[Saved data entries]

%%

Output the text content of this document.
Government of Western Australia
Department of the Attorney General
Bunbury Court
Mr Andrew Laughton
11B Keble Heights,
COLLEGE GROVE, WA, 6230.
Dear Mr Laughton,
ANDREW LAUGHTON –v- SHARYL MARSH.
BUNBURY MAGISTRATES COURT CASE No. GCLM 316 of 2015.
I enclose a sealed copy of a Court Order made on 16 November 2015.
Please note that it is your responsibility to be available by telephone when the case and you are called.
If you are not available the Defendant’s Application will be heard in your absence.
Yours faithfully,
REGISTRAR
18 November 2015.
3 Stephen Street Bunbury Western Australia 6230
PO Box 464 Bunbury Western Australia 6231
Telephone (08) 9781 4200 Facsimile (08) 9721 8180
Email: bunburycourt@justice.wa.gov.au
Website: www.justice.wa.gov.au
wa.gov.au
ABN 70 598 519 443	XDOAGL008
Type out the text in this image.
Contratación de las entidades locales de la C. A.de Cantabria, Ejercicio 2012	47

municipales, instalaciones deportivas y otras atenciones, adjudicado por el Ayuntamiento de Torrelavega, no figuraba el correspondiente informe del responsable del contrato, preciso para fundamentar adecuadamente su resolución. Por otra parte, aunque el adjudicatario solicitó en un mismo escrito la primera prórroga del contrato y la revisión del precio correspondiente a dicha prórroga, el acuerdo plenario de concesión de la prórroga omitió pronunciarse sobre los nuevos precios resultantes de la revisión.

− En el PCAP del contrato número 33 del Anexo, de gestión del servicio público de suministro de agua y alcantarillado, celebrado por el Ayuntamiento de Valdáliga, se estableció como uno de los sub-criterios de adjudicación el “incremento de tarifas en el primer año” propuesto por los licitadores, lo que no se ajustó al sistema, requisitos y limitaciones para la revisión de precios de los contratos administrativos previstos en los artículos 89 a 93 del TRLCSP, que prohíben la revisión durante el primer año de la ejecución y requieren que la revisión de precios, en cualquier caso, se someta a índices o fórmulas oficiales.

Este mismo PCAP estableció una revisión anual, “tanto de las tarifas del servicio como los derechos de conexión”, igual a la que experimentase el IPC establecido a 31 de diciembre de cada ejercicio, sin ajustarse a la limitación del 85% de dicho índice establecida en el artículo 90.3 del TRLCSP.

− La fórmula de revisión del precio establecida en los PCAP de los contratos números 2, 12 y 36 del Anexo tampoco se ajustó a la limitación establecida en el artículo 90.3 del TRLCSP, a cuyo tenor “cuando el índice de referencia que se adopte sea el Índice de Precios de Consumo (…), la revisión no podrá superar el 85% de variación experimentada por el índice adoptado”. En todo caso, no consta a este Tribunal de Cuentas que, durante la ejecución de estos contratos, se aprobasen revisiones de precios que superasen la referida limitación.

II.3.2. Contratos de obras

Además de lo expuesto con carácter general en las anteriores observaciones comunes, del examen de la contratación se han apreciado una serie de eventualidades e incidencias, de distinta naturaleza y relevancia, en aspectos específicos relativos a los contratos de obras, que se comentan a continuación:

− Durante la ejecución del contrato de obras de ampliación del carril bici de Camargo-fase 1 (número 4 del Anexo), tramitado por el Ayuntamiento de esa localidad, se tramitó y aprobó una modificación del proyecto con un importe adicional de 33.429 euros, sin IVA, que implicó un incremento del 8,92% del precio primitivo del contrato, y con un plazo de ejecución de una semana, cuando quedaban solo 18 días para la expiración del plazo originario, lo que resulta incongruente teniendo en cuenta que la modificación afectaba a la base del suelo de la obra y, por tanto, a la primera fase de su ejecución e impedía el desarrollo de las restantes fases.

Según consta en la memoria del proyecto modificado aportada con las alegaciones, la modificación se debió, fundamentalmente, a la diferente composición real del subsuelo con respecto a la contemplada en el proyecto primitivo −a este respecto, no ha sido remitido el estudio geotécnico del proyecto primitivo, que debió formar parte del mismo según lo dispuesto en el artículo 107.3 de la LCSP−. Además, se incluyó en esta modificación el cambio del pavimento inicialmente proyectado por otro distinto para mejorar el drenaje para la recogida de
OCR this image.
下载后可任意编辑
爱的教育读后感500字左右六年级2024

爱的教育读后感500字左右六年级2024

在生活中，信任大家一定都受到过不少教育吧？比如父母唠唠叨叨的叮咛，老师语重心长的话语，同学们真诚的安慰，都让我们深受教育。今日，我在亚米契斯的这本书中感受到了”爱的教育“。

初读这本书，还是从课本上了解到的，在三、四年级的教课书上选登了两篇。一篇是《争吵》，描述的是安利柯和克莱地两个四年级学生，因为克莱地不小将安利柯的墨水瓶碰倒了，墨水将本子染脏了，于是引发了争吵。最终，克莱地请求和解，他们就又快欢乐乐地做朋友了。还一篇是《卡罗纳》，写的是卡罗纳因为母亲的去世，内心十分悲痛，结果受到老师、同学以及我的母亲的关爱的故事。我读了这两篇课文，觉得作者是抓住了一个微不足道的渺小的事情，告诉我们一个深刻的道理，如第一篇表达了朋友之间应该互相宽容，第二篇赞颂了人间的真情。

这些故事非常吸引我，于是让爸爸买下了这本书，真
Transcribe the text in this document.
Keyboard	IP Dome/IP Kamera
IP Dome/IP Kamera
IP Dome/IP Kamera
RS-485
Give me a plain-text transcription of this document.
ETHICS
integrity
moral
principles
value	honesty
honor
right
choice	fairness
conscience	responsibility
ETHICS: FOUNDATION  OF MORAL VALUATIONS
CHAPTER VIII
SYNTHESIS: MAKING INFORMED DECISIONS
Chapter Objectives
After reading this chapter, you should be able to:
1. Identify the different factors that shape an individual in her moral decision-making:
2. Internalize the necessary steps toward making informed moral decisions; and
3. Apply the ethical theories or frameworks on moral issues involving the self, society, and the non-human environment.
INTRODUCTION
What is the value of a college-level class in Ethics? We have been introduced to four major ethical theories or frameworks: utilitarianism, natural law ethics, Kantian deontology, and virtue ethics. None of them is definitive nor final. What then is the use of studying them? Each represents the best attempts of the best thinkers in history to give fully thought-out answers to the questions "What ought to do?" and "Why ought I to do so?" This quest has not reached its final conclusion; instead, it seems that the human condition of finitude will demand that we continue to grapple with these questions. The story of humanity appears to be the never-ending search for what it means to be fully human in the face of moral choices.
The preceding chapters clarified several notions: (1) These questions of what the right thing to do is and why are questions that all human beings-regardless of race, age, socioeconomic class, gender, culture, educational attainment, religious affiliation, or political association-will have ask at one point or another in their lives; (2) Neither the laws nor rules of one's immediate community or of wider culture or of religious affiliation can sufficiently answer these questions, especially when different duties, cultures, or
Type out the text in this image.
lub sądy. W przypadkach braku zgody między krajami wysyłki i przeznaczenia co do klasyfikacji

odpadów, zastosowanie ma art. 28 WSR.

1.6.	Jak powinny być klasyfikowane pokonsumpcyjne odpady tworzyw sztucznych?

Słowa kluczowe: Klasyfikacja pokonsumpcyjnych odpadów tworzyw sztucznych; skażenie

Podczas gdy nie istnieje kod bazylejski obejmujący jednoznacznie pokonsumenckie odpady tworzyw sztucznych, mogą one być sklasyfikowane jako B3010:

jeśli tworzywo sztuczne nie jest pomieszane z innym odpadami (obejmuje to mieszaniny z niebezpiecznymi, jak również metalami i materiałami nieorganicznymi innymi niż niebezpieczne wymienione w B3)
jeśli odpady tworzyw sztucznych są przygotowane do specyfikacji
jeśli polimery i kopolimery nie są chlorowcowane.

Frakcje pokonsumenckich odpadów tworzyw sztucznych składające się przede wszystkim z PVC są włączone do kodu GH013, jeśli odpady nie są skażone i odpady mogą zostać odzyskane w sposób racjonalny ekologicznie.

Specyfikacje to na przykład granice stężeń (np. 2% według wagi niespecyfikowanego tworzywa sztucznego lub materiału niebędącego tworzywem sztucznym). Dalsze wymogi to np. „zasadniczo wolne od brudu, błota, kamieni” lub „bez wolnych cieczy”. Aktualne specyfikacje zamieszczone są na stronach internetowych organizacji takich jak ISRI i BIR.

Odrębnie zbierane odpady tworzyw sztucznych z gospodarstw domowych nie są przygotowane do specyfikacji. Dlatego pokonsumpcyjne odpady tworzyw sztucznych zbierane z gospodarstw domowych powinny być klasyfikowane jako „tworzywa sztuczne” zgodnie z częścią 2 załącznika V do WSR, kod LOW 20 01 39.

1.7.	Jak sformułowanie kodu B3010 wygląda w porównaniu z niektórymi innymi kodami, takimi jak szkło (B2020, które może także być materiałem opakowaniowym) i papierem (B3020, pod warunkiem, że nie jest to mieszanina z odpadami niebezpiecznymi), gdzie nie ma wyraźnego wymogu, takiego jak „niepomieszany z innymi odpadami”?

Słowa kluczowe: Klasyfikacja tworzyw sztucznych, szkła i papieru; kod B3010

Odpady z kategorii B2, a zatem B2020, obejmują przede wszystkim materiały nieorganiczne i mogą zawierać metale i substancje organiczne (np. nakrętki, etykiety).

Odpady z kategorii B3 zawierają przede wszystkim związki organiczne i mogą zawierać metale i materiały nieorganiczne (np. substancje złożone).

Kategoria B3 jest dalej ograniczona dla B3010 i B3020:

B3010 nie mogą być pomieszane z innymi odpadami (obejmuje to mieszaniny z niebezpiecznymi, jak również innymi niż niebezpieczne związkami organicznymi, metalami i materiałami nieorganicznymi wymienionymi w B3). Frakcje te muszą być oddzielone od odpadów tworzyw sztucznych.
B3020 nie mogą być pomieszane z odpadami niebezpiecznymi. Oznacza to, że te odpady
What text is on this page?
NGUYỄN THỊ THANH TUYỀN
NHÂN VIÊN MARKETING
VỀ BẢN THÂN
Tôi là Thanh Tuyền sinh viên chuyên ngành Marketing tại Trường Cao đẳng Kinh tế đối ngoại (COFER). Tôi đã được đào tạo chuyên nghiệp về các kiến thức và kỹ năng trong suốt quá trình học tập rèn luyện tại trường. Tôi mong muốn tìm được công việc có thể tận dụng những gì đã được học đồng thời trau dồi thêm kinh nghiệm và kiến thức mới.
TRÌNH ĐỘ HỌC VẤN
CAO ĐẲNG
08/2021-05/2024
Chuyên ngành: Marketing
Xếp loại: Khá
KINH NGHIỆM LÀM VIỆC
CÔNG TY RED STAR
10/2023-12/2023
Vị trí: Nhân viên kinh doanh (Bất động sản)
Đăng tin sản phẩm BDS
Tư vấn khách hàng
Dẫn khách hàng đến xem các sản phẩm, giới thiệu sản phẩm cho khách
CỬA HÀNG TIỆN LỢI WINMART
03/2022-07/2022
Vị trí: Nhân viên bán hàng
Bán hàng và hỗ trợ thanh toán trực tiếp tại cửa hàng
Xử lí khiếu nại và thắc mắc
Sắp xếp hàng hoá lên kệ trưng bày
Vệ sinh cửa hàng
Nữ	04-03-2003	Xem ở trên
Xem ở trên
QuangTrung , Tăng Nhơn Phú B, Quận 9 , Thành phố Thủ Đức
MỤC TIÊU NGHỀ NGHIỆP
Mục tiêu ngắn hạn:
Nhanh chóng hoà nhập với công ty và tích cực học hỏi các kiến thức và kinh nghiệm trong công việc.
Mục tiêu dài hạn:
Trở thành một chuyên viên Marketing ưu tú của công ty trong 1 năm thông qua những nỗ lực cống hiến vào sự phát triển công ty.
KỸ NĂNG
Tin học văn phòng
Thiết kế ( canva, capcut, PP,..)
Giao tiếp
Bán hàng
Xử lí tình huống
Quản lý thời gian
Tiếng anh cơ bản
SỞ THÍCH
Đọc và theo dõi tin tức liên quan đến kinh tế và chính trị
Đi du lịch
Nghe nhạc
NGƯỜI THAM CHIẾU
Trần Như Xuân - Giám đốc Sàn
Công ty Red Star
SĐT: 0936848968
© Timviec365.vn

%%

THE REQUEST
Exactly repeat the lines from the line that contains "What text is on this page?" to the end of the entries, both included, and leave out all other lines.

REPLY TO THE EXERCISE
What text is on this page?
NGUYỄN THỊ THANH TUYỀN
NHÂN VIÊN MARKETING
VỀ BẢN THÂN
Tôi là Thanh Tuyền sinh viên chuyên ngành Marketing tại Trường Cao đẳng Kinh tế đối ngoại (COFER). Tôi đã được đào tạo chuyên nghiệp về các kiến thức và kỹ năng trong suốt quá trình học tập rèn luyện tại trường. Tôi mong muốn tìm được công việc có thể tận dụng những gì đã được học đồng thời trau dồi thêm kinh nghiệm và kiến thức mới.
TRÌNH ĐỘ HỌC VẤN
CAO ĐẲNG
08/2021-05/2024
Chuyên ngành: Marketing
Xếp loại: Khá
KINH NGHIỆM LÀM VIỆC
CÔNG TY RED STAR
10/2023-12/2023
Vị trí: Nhân viên kinh doanh (Bất động sản)
Đăng tin sản phẩm BDS
Tư vấn khách hàng
Dẫn khách hàng đến xem các sản phẩm, giới thiệu sản phẩm cho khách
CỬA HÀNG TIỆN LỢI WINMART
03/2022-07/2022
Vị trí: Nhân viên bán hàng
Bán hàng và hỗ trợ thanh toán trực tiếp tại cửa hàng
Xử lí khiếu nại và thắc mắc
Sắp xếp hàng hoá lên kệ trưng bày
Vệ sinh cửa hàng
Nữ	04-03-2003	Xem ở trên
Xem ở trên
QuangTrung , Tăng Nhơn Phú B, Quận 9 , Thành phố Thủ Đức
MỤC TIÊU NGHỀ NGHIỆP
Mục tiêu ngắn hạn:
Nhanh chóng hoà nhập với công ty và tích cực học hỏi các kiến thức và kinh nghiệm trong công việc.
Mục tiêu dài hạn:
Trở thành một chuyên viên Marketing ưu tú của công ty trong 1 năm thông qua những nỗ lực cống hiến vào sự phát triển công ty.
KỸ NĂNG
Tin học văn phòng
Thiết kế ( canva, capcut, PP,..)
Giao tiếp
Bán hàng
Xử lí tình huống
Quản lý thời gian
Tiếng anh cơ bản
SỞ THÍCH
Đọc và theo dõi tin tức liên quan đến kinh tế và chính trị
Đi du lịch
Nghe nhạc
NGƯỜI THAM CHIẾU
Trần Như Xuân - Giám đốc Sàn
Công ty Red Star
SĐT: 0936848968
© Timviec365.vn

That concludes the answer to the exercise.